WHAT IS NEEDED: Copy each line below that includes "available".

[Stored data entries]
━━━━━━━━━━━━━━━━━━━━
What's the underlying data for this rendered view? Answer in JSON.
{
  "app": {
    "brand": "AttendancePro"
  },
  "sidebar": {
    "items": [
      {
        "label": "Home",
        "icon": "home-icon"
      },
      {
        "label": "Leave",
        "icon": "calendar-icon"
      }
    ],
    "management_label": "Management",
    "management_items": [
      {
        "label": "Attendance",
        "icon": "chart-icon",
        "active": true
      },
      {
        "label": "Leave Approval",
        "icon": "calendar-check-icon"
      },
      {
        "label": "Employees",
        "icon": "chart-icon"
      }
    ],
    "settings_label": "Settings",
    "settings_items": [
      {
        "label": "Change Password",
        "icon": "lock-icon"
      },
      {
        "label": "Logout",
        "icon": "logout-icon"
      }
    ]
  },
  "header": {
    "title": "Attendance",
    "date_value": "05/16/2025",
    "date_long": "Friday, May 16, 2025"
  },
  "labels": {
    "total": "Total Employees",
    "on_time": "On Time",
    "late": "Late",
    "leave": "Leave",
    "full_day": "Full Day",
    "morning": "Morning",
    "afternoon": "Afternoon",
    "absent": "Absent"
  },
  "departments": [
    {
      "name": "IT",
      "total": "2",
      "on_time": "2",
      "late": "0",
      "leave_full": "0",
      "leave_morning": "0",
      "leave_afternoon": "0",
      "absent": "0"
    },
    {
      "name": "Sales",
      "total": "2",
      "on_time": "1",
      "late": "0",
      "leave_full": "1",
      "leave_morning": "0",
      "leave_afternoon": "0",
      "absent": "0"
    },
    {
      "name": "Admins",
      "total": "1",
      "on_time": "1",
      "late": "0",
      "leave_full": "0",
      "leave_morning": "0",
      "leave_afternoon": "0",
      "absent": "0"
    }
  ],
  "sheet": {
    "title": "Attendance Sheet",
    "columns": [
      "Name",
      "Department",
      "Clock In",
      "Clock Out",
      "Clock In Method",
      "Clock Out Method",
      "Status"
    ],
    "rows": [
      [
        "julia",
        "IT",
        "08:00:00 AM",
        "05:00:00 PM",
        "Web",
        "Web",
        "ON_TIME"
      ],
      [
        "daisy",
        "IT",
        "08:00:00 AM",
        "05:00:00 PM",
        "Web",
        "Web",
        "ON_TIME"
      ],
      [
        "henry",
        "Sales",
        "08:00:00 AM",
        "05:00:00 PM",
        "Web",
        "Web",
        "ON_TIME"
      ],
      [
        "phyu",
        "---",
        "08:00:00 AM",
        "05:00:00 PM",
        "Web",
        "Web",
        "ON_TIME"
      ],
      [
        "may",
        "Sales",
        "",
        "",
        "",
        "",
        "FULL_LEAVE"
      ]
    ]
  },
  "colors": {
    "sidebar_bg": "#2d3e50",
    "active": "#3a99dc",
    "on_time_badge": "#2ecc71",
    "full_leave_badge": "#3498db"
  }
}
━━━━━━━━━━━━━━━━━━━━
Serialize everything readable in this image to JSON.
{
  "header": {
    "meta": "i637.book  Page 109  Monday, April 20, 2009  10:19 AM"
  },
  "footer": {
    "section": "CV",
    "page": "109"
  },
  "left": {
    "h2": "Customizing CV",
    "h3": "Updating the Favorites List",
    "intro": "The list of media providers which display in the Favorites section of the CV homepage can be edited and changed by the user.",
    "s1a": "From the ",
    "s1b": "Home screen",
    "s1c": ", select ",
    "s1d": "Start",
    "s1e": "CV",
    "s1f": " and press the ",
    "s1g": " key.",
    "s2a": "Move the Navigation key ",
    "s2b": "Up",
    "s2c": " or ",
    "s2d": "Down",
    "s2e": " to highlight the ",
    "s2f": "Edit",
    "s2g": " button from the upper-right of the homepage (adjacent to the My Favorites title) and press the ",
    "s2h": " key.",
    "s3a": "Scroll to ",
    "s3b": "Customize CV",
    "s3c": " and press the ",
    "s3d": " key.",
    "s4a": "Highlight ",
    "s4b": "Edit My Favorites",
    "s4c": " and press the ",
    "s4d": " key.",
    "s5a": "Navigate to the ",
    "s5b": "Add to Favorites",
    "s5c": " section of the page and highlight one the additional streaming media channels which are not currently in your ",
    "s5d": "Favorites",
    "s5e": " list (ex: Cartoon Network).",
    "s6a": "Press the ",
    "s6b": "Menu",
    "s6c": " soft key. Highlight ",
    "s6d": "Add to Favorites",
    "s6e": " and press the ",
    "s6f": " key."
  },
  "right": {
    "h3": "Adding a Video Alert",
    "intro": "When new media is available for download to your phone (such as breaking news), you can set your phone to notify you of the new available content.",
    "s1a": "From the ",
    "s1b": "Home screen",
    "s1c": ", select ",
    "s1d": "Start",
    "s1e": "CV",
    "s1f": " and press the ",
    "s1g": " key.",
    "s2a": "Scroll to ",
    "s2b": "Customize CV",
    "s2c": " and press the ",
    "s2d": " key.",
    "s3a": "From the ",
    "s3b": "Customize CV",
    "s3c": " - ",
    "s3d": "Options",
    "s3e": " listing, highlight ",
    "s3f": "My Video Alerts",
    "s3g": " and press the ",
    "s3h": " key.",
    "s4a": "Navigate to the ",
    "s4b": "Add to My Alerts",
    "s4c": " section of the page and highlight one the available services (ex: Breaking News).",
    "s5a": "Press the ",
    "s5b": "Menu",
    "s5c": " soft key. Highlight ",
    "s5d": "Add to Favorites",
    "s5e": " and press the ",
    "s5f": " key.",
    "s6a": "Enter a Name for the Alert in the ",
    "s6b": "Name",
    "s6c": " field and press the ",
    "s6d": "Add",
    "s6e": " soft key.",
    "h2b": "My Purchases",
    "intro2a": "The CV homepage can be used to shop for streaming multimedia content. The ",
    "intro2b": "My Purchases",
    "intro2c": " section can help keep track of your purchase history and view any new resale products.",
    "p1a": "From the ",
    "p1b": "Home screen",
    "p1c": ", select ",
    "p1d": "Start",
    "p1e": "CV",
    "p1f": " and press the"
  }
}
━━━━━━━━━━━━━━━━━━━━
OUTPUT FOR THIS TASK:
    "intro": "When new media is available for download to your phone (such as breaking news), you can set your phone to notify you of the new available content.",
    "s4c": " section of the page and highlight one the available services (ex: Breaking News).",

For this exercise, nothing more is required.